* START GIVEN DATA *
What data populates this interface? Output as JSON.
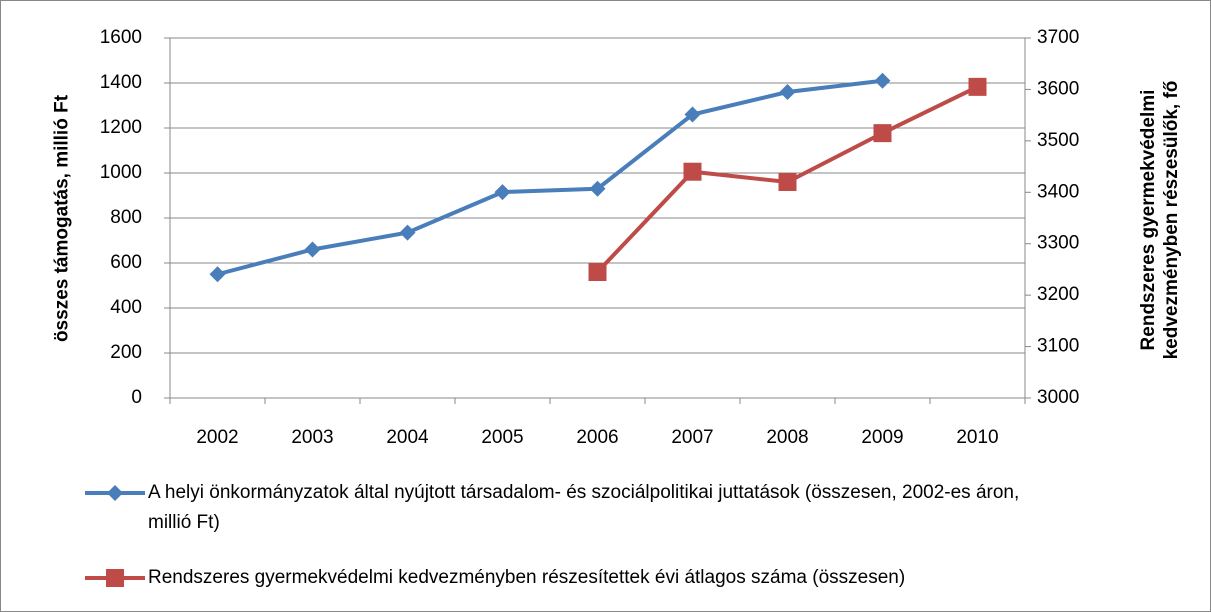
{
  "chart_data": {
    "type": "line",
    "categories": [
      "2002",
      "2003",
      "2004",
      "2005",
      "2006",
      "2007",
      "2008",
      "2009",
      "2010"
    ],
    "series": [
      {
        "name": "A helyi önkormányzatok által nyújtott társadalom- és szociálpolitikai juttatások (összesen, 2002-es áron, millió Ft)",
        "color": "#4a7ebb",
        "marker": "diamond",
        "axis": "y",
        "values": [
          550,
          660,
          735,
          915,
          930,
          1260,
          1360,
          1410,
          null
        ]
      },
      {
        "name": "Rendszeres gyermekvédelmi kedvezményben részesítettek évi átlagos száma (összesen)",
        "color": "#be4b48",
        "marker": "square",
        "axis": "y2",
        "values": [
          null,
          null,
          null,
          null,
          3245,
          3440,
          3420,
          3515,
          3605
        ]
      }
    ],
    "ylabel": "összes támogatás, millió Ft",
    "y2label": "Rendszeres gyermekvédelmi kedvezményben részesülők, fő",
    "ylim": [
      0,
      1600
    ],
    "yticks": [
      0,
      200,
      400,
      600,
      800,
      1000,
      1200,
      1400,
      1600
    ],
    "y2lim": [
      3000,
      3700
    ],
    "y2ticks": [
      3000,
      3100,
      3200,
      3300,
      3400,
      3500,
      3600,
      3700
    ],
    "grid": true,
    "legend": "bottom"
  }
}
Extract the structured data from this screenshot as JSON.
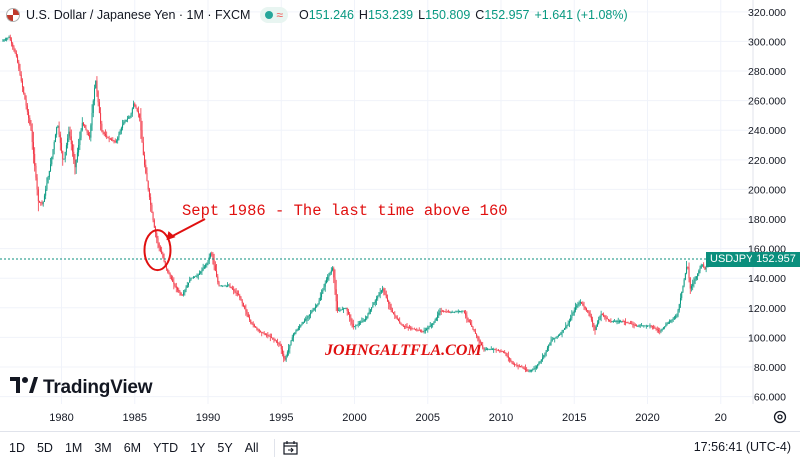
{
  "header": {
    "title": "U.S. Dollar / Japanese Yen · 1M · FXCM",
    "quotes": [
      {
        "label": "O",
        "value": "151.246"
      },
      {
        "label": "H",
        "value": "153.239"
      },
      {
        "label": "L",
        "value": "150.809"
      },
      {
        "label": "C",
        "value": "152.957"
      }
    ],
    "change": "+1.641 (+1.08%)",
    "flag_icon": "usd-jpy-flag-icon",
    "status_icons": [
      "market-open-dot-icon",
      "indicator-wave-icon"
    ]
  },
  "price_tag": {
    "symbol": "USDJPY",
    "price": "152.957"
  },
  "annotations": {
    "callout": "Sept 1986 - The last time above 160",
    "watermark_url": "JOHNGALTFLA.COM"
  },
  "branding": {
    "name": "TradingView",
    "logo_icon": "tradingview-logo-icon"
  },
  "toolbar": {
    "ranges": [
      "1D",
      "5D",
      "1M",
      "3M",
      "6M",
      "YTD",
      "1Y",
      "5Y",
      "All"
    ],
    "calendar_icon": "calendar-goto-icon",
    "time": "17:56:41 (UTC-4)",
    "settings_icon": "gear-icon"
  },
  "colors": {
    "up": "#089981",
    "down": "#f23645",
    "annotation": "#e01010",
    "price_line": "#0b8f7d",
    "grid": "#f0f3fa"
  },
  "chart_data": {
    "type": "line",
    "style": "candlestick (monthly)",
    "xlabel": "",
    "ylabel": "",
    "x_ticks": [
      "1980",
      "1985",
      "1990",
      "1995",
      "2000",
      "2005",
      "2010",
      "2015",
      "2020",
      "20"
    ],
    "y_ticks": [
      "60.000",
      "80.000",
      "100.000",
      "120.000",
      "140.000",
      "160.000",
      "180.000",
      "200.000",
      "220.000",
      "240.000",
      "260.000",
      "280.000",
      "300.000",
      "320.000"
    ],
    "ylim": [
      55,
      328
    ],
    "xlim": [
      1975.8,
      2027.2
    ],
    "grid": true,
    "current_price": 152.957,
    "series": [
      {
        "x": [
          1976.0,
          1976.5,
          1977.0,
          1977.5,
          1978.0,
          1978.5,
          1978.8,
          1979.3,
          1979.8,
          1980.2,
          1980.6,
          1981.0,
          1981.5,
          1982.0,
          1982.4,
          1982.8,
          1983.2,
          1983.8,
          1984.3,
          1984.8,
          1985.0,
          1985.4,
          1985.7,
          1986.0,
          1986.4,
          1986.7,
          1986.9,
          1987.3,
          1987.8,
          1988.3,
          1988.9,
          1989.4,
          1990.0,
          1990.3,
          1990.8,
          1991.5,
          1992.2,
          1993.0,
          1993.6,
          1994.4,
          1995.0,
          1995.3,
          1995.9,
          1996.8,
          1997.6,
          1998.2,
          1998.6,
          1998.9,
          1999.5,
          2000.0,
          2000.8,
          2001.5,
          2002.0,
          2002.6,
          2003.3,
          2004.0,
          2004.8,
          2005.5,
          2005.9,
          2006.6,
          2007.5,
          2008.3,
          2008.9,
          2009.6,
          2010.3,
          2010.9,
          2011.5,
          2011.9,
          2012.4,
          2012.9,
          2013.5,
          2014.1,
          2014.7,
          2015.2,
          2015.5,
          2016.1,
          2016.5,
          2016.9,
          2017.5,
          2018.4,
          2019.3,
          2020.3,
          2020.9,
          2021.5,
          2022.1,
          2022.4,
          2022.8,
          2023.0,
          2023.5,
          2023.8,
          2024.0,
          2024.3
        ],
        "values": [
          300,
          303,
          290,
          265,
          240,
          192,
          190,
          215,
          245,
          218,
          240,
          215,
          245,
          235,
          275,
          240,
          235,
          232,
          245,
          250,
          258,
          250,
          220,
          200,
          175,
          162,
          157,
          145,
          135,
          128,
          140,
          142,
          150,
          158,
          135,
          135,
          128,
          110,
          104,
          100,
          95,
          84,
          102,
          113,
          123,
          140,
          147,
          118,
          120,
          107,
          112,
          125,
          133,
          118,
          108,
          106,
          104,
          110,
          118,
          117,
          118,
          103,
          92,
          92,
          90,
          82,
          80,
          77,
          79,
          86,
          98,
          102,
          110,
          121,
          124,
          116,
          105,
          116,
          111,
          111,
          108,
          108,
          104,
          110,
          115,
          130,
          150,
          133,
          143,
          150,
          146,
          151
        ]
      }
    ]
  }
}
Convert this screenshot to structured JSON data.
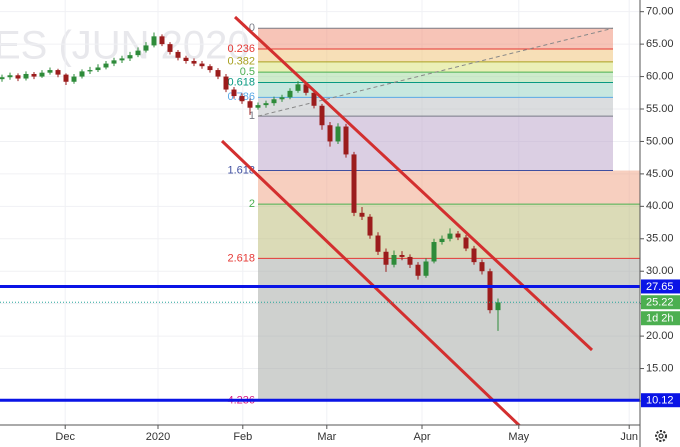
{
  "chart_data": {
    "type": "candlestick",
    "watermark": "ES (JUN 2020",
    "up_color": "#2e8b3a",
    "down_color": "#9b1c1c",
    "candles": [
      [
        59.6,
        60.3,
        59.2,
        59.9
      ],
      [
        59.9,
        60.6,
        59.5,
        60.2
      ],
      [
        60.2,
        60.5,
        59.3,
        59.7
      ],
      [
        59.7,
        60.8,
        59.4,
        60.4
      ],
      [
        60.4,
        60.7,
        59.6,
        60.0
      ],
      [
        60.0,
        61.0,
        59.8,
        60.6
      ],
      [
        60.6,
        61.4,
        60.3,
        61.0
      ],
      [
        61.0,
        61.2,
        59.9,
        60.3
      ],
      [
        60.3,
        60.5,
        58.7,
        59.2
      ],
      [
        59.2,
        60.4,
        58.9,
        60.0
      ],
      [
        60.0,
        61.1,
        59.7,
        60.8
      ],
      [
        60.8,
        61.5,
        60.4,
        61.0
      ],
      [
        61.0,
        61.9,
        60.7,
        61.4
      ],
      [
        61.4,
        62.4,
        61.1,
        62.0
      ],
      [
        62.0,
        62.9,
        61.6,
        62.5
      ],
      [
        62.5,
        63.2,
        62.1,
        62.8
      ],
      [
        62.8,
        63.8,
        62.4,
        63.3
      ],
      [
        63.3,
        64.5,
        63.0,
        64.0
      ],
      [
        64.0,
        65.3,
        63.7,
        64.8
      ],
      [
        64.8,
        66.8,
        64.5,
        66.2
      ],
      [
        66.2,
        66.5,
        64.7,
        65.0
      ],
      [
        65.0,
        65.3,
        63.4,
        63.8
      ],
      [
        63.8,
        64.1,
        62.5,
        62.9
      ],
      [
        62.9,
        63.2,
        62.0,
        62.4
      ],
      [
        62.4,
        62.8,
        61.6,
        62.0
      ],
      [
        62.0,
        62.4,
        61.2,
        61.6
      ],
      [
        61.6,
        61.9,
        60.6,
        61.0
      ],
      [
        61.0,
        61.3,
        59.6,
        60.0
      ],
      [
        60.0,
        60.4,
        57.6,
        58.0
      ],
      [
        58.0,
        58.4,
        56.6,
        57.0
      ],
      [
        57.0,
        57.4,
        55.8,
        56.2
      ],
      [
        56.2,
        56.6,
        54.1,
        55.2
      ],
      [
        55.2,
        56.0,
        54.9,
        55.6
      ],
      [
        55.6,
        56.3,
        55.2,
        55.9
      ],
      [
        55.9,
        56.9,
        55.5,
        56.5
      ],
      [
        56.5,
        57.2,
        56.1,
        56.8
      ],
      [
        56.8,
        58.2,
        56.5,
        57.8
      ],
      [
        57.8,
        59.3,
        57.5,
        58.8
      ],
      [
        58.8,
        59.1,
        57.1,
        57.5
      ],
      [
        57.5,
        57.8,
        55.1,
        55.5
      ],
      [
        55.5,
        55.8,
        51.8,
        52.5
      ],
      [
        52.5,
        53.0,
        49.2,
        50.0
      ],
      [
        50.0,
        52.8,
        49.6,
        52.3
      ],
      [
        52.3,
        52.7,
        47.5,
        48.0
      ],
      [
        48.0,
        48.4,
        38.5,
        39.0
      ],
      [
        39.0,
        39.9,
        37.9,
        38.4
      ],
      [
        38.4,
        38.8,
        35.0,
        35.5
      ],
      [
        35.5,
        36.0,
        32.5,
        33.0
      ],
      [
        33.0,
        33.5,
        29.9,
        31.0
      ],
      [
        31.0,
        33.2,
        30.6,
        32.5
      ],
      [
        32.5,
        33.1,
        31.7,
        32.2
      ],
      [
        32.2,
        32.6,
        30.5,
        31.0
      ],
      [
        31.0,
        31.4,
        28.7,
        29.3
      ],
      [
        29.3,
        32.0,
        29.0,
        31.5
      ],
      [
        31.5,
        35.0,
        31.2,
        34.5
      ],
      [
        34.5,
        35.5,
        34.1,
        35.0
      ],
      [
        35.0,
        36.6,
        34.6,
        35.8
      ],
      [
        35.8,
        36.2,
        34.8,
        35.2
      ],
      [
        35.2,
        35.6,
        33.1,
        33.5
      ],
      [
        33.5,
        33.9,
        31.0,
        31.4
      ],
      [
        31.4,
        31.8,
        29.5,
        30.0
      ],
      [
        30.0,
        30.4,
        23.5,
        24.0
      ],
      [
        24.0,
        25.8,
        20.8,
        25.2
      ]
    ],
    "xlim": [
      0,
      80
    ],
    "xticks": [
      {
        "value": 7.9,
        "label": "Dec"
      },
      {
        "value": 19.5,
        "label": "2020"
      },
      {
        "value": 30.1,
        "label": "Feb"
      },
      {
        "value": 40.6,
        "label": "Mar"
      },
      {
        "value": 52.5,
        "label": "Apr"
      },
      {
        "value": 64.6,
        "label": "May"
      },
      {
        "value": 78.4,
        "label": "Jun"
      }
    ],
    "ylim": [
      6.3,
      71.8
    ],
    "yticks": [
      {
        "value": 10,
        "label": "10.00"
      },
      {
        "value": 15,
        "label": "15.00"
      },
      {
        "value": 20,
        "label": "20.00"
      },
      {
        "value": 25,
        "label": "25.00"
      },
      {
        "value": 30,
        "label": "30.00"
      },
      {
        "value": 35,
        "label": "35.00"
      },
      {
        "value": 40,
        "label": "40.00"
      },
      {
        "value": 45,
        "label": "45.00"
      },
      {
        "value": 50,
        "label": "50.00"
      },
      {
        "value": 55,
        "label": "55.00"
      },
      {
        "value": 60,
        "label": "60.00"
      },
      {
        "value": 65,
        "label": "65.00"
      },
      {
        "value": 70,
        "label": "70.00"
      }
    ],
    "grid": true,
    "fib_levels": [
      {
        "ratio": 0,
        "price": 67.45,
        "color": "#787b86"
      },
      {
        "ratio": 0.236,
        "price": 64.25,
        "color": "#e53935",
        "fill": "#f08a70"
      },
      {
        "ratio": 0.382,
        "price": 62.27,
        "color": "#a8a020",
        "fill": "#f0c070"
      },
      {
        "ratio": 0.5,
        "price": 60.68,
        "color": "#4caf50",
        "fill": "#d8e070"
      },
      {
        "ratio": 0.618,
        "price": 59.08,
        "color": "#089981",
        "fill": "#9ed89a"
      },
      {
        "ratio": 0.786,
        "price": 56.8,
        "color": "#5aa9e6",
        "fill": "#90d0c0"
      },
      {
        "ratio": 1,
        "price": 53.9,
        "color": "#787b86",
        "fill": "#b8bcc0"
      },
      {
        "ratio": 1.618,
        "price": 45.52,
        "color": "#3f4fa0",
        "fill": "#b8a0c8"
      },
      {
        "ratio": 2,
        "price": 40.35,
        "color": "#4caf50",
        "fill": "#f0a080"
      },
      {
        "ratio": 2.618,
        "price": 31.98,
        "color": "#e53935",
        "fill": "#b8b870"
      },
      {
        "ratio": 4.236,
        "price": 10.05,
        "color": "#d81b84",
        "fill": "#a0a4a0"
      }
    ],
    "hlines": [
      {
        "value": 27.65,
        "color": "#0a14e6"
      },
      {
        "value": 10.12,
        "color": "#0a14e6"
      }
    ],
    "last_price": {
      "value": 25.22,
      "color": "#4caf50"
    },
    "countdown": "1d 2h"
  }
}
* END GIVEN DATA *
• [EXERCISE INSTRUCTIONS]: Look through the records and gather each line with the word "gyermekvédelmi".

• [SOLUTION TO THE PROBLEM]:
        "name": "Rendszeres gyermekvédelmi kedvezményben részesítettek évi átlagos száma (összesen)",
    "y2label": "Rendszeres gyermekvédelmi kedvezményben részesülők, fő",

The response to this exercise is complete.